## GIVEN INSTRUCTION
The material below should be written out in full and exactly; pictures stay out of the copy.

[Items listed in a dataset]
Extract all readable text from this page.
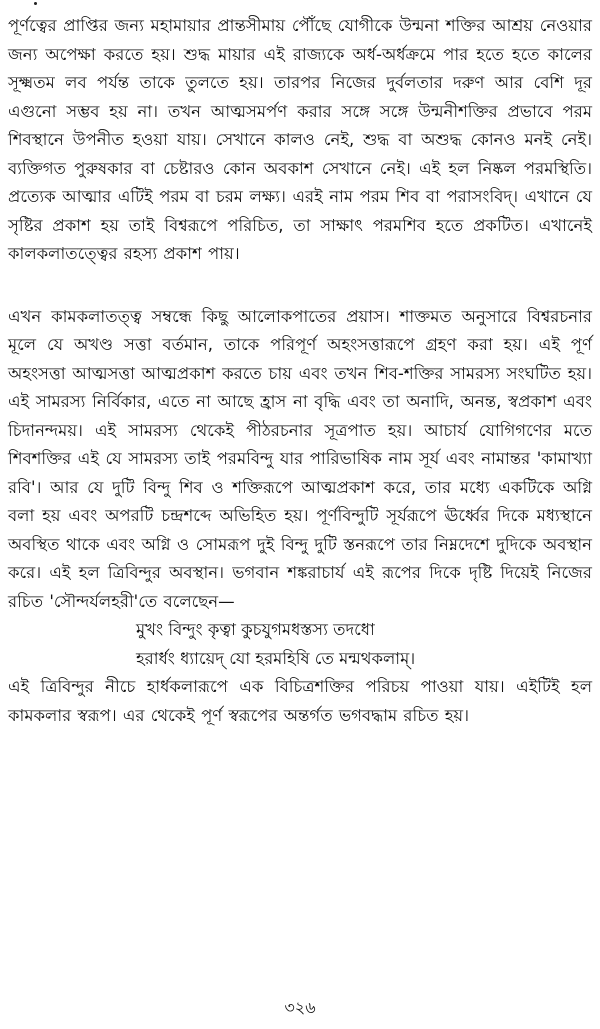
পূর্ণত্বের প্রাপ্তির জন্য মহামায়ার প্রান্তসীমায় পৌঁছে যোগীকে উন্মনা শক্তির আশ্রয় নেওয়ার জন্য অপেক্ষা করতে হয়। শুদ্ধ মায়ার এই রাজ্যকে অর্ধ-অর্ধক্রমে পার হতে হতে কালের সূক্ষ্মতম লব পর্যন্ত তাকে তুলতে হয়। তারপর নিজের দুর্বলতার দরুণ আর বেশি দূর এগুনো সম্ভব হয় না। তখন আত্মসমর্পণ করার সঙ্গে সঙ্গে উন্মনীশক্তির প্রভাবে পরম শিবস্থানে উপনীত হওয়া যায়। সেখানে কালও নেই, শুদ্ধ বা অশুদ্ধ কোনও মনই নেই। ব্যক্তিগত পুরুষকার বা চেষ্টারও কোন অবকাশ সেখানে নেই। এই হল নিষ্কল পরমস্থিতি। প্রত্যেক আত্মার এটিই পরম বা চরম লক্ষ্য। এরই নাম পরম শিব বা পরাসংবিদ্। এখানে যে সৃষ্টির প্রকাশ হয় তাই বিশ্বরূপে পরিচিত, তা সাক্ষাৎ পরমশিব হতে প্রকটিত। এখানেই কালকলাতত্ত্বের রহস্য প্রকাশ পায়।

এখন কামকলাতত্ত্ব সম্বন্ধে কিছু আলোকপাতের প্রয়াস। শাক্তমত অনুসারে বিশ্বরচনার মূলে যে অখণ্ড সত্তা বর্তমান, তাকে পরিপূর্ণ অহংসত্তারূপে গ্রহণ করা হয়। এই পূর্ণ অহংসত্তা আত্মসত্তা আত্মপ্রকাশ করতে চায় এবং তখন শিব-শক্তির সামরস্য সংঘটিত হয়। এই সামরস্য নির্বিকার, এতে না আছে হ্রাস না বৃদ্ধি এবং তা অনাদি, অনন্ত, স্বপ্রকাশ এবং চিদানন্দময়। এই সামরস্য থেকেই পীঠরচনার সূত্রপাত হয়। আচার্য যোগিগণের মতে শিবশক্তির এই যে সামরস্য তাই পরমবিন্দু যার পারিভাষিক নাম সূর্য এবং নামান্তর 'কামাখ্যা রবি'। আর যে দুটি বিন্দু শিব ও শক্তিরূপে আত্মপ্রকাশ করে, তার মধ্যে একটিকে অগ্নি বলা হয় এবং অপরটি চন্দ্রশব্দে অভিহিত হয়। পূর্ণবিন্দুটি সূর্যরূপে ঊর্ধ্বের দিকে মধ্যস্থানে অবস্থিত থাকে এবং অগ্নি ও সোমরূপ দুই বিন্দু দুটি স্তনরূপে তার নিম্নদেশে দুদিকে অবস্থান করে। এই হল ত্রিবিন্দুর অবস্থান। ভগবান শঙ্করাচার্য এই রূপের দিকে দৃষ্টি দিয়েই নিজের রচিত 'সৌন্দর্যলহরী'তে বলেছেন—

মুখং বিন্দুং কৃত্বা কুচযুগমধস্তস্য তদধো
হরার্ধং ধ্যায়েদ্ যো হরমহিষি তে মন্মথকলাম্।

এই ত্রিবিন্দুর নীচে হার্ধকলারূপে এক বিচিত্রশক্তির পরিচয় পাওয়া যায়। এইটিই হল কামকলার স্বরূপ। এর থেকেই পূর্ণ স্বরূপের অন্তর্গত ভগবদ্ধাম রচিত হয়।

৩২৬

## THE OUTPUT
Extract all readable text from this page.
পূর্ণত্বের প্রাপ্তির জন্য মহামায়ার প্রান্তসীমায় পৌঁছে যোগীকে উন্মনা শক্তির আশ্রয় নেওয়ার জন্য অপেক্ষা করতে হয়। শুদ্ধ মায়ার এই রাজ্যকে অর্ধ-অর্ধক্রমে পার হতে হতে কালের সূক্ষ্মতম লব পর্যন্ত তাকে তুলতে হয়। তারপর নিজের দুর্বলতার দরুণ আর বেশি দূর এগুনো সম্ভব হয় না। তখন আত্মসমর্পণ করার সঙ্গে সঙ্গে উন্মনীশক্তির প্রভাবে পরম শিবস্থানে উপনীত হওয়া যায়। সেখানে কালও নেই, শুদ্ধ বা অশুদ্ধ কোনও মনই নেই। ব্যক্তিগত পুরুষকার বা চেষ্টারও কোন অবকাশ সেখানে নেই। এই হল নিষ্কল পরমস্থিতি। প্রত্যেক আত্মার এটিই পরম বা চরম লক্ষ্য। এরই নাম পরম শিব বা পরাসংবিদ্। এখানে যে সৃষ্টির প্রকাশ হয় তাই বিশ্বরূপে পরিচিত, তা সাক্ষাৎ পরমশিব হতে প্রকটিত। এখানেই কালকলাতত্ত্বের রহস্য প্রকাশ পায়।

এখন কামকলাতত্ত্ব সম্বন্ধে কিছু আলোকপাতের প্রয়াস। শাক্তমত অনুসারে বিশ্বরচনার মূলে যে অখণ্ড সত্তা বর্তমান, তাকে পরিপূর্ণ অহংসত্তারূপে গ্রহণ করা হয়। এই পূর্ণ অহংসত্তা আত্মসত্তা আত্মপ্রকাশ করতে চায় এবং তখন শিব-শক্তির সামরস্য সংঘটিত হয়। এই সামরস্য নির্বিকার, এতে না আছে হ্রাস না বৃদ্ধি এবং তা অনাদি, অনন্ত, স্বপ্রকাশ এবং চিদানন্দময়। এই সামরস্য থেকেই পীঠরচনার সূত্রপাত হয়। আচার্য যোগিগণের মতে শিবশক্তির এই যে সামরস্য তাই পরমবিন্দু যার পারিভাষিক নাম সূর্য এবং নামান্তর 'কামাখ্যা রবি'। আর যে দুটি বিন্দু শিব ও শক্তিরূপে আত্মপ্রকাশ করে, তার মধ্যে একটিকে অগ্নি বলা হয় এবং অপরটি চন্দ্রশব্দে অভিহিত হয়। পূর্ণবিন্দুটি সূর্যরূপে ঊর্ধ্বের দিকে মধ্যস্থানে অবস্থিত থাকে এবং অগ্নি ও সোমরূপ দুই বিন্দু দুটি স্তনরূপে তার নিম্নদেশে দুদিকে অবস্থান করে। এই হল ত্রিবিন্দুর অবস্থান। ভগবান শঙ্করাচার্য এই রূপের দিকে দৃষ্টি দিয়েই নিজের রচিত 'সৌন্দর্যলহরী'তে বলেছেন—

মুখং বিন্দুং কৃত্বা কুচযুগমধস্তস্য তদধো
হরার্ধং ধ্যায়েদ্ যো হরমহিষি তে মন্মথকলাম্।

এই ত্রিবিন্দুর নীচে হার্ধকলারূপে এক বিচিত্রশক্তির পরিচয় পাওয়া যায়। এইটিই হল কামকলার স্বরূপ। এর থেকেই পূর্ণ স্বরূপের অন্তর্গত ভগবদ্ধাম রচিত হয়।

৩২৬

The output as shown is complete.